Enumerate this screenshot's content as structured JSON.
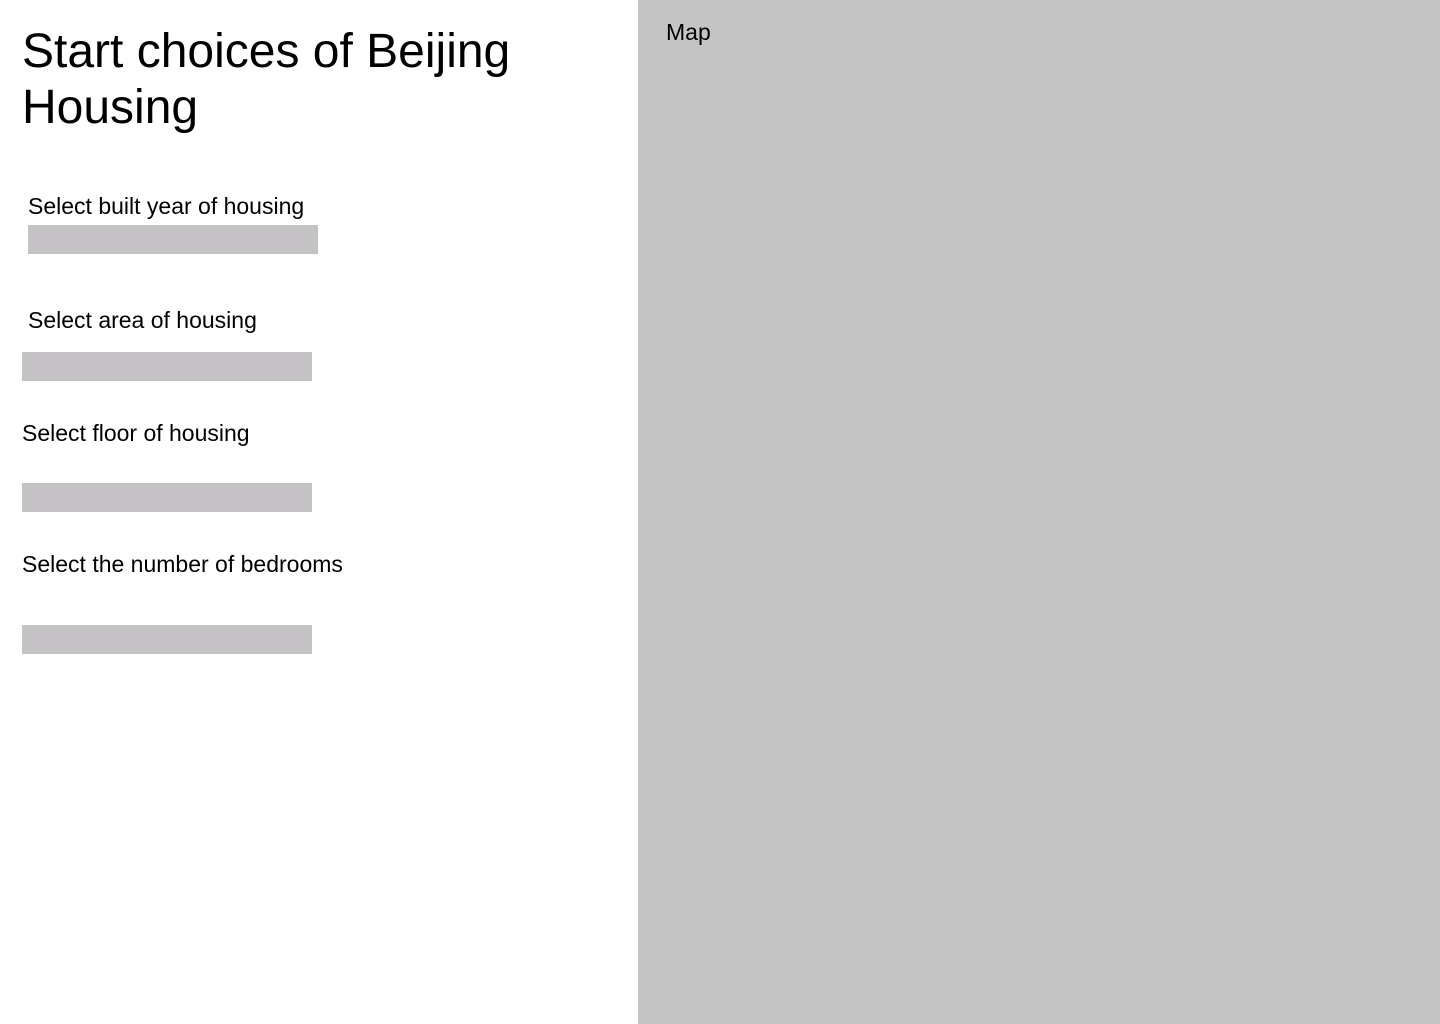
{
  "page": {
    "title": "Start choices of Beijing Housing"
  },
  "filters": {
    "built_year": {
      "label": "Select built year of housing"
    },
    "area": {
      "label": "Select area of housing"
    },
    "floor": {
      "label": "Select floor of housing"
    },
    "bedrooms": {
      "label": "Select the number of bedrooms"
    }
  },
  "map": {
    "label": "Map"
  },
  "colors": {
    "control_fill": "#c4c2c4",
    "map_fill": "#c4c4c4",
    "background": "#ffffff",
    "text": "#000000"
  }
}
########
GOAL: Of the lines in the records, determine how many contain the word "floor", and report that number alone.

WRITTEN SOLUTION: 2